Figure dataset records:
◆ ◆ ◆ ◆
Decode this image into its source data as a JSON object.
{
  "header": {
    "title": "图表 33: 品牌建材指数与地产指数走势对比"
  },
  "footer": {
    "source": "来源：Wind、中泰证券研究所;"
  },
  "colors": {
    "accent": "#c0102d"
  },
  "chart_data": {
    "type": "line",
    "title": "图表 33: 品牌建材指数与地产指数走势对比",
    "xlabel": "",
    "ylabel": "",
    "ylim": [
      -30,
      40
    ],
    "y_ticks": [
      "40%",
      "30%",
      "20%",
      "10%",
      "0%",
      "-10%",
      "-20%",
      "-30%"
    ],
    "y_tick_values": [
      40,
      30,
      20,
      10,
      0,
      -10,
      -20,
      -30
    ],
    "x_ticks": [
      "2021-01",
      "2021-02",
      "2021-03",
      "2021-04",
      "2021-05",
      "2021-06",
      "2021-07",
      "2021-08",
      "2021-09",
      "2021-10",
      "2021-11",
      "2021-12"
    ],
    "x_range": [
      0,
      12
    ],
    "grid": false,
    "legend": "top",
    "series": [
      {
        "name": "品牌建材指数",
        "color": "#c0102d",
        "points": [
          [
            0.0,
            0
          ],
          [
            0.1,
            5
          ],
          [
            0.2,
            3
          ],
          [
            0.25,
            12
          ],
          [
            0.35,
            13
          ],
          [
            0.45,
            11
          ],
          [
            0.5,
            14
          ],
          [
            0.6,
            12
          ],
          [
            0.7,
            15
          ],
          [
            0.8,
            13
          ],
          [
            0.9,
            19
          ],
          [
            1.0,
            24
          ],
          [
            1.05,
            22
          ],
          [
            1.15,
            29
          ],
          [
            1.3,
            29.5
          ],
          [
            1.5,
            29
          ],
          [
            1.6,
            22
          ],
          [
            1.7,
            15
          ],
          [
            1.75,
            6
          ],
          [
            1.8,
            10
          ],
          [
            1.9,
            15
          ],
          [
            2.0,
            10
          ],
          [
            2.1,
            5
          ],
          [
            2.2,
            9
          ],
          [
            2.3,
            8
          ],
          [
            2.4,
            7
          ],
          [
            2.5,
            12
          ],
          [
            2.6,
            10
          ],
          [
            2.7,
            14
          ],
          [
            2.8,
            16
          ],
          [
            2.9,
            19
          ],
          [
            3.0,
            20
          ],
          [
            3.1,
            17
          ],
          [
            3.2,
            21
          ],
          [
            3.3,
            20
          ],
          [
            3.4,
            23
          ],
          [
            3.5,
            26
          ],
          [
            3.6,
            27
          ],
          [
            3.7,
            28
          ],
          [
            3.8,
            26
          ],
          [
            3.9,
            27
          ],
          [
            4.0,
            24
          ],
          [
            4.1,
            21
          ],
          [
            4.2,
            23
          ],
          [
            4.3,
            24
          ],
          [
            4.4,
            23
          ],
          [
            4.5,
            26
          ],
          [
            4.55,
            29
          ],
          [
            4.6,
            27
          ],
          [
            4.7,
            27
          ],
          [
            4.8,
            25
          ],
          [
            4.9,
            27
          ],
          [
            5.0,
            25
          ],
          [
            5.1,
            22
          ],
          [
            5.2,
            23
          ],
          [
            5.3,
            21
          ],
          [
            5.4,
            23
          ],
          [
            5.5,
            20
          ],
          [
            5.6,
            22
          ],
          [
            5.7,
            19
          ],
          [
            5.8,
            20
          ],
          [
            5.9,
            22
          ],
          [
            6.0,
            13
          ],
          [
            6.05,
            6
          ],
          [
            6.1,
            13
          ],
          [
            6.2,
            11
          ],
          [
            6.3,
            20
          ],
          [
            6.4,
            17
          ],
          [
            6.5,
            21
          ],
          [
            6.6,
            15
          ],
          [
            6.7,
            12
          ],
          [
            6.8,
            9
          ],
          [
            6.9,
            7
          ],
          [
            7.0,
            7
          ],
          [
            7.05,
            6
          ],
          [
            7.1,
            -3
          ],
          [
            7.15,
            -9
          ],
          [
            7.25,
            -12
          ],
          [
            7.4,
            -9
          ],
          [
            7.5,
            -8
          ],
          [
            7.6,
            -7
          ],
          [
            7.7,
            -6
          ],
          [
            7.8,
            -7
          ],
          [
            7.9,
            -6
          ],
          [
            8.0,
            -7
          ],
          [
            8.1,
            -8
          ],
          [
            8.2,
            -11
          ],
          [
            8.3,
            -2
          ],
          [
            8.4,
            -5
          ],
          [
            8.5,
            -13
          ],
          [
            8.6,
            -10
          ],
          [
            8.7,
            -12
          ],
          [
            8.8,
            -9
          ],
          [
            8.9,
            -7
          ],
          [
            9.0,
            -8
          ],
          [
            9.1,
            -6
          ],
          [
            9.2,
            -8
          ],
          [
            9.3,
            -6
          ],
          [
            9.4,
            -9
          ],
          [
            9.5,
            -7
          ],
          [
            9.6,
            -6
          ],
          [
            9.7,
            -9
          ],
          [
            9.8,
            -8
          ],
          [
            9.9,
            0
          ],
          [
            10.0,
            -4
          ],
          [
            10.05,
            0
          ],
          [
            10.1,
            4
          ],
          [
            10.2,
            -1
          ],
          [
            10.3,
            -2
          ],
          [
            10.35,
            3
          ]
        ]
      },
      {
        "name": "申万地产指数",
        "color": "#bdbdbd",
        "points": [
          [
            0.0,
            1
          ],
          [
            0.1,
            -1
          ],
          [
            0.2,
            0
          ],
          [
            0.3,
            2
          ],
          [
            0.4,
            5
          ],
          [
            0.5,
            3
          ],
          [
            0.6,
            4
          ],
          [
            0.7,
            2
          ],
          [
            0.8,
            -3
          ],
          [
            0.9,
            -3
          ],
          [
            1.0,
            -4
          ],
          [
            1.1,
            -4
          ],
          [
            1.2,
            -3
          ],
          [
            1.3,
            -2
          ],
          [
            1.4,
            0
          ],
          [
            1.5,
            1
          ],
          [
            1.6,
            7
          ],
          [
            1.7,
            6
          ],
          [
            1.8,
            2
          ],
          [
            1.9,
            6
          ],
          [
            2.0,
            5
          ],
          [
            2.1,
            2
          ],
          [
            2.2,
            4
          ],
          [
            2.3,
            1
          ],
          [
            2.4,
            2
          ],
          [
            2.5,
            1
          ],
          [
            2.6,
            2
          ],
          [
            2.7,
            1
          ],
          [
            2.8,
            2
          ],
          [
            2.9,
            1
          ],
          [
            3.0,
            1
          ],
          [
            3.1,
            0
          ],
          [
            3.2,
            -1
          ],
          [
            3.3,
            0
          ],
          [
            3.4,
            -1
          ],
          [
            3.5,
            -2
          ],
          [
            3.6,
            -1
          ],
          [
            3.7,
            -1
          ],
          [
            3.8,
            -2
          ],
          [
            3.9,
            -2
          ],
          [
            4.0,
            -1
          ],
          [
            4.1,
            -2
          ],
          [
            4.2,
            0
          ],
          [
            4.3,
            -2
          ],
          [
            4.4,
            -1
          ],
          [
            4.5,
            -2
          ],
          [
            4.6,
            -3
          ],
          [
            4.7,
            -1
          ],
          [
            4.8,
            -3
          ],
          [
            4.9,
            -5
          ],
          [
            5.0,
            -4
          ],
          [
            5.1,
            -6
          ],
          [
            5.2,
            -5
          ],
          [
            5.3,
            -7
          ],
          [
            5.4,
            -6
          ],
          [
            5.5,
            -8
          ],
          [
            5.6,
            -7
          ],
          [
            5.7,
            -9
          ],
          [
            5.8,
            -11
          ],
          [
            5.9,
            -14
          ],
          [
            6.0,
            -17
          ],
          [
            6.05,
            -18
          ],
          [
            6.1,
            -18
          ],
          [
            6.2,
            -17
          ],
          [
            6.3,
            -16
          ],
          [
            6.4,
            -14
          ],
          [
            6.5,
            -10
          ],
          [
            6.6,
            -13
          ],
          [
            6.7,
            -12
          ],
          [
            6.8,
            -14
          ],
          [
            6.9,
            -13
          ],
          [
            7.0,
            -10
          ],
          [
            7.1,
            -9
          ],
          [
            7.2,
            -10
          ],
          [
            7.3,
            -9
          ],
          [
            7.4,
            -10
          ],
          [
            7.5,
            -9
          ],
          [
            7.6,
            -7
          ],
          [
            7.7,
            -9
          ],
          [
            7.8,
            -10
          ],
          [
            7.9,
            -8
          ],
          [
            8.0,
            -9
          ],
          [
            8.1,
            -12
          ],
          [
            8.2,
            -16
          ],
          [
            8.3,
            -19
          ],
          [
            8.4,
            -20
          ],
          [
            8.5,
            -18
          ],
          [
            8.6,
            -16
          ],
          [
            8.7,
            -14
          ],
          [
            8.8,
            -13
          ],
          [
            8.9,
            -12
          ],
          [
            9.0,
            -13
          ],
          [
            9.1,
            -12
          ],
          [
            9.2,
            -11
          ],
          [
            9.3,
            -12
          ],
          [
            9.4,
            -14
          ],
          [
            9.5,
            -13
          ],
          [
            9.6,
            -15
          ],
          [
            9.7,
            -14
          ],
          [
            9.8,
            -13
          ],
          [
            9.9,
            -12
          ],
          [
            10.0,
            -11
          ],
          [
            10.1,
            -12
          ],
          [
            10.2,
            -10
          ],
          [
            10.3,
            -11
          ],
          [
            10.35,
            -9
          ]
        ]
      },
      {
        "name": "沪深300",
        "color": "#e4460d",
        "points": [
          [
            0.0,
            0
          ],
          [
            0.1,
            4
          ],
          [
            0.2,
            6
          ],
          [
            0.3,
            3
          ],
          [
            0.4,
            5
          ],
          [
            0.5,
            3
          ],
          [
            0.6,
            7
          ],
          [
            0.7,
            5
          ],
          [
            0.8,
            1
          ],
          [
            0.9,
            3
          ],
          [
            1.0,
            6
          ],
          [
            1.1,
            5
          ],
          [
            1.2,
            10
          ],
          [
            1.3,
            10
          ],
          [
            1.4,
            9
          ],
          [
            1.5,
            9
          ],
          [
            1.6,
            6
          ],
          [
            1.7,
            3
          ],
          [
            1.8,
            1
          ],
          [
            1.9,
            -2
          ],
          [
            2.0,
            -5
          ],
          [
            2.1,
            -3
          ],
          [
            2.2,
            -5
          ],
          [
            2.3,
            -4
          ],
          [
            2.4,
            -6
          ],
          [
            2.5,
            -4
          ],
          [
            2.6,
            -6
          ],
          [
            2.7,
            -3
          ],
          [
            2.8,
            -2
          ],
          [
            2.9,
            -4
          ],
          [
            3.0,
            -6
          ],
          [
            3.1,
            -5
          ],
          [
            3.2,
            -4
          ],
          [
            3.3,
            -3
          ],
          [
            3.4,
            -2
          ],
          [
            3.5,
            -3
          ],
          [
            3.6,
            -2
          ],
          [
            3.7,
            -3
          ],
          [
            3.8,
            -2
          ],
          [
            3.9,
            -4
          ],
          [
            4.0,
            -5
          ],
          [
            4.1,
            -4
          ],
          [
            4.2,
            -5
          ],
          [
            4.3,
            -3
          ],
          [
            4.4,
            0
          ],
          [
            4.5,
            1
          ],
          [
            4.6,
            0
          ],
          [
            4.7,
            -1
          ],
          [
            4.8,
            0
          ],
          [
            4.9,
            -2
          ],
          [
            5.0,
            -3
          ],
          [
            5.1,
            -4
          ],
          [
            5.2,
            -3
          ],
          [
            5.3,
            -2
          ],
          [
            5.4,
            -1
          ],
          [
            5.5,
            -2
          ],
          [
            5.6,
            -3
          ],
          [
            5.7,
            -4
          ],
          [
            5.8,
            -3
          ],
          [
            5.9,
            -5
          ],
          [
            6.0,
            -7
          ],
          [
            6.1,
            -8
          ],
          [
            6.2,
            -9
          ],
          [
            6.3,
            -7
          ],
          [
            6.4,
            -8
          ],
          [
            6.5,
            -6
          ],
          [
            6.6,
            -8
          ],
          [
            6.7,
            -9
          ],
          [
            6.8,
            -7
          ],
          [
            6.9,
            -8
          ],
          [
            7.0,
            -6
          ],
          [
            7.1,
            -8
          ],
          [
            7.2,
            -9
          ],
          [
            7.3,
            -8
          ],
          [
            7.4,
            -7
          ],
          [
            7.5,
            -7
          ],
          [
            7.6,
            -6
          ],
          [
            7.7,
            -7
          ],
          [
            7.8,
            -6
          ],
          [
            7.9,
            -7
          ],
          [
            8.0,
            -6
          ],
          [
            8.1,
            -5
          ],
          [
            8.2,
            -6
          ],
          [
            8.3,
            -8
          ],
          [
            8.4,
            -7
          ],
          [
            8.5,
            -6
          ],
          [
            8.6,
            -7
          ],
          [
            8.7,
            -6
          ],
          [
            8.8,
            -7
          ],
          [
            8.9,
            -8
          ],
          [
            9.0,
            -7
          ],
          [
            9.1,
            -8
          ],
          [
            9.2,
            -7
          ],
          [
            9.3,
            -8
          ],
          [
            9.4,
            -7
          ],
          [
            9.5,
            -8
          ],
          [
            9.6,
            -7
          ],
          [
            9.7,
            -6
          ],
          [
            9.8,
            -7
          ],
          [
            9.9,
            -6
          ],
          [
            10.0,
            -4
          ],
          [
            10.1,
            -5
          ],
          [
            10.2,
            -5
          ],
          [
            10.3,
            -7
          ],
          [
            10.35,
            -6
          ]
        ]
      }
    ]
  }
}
◆ ◆ ◆ ◆
Copy out every line from the data above that has "source" in it.

= Output for this exercise =
Decode this image into its source data as a JSON object.
    "source": "来源：Wind、中泰证券研究所;"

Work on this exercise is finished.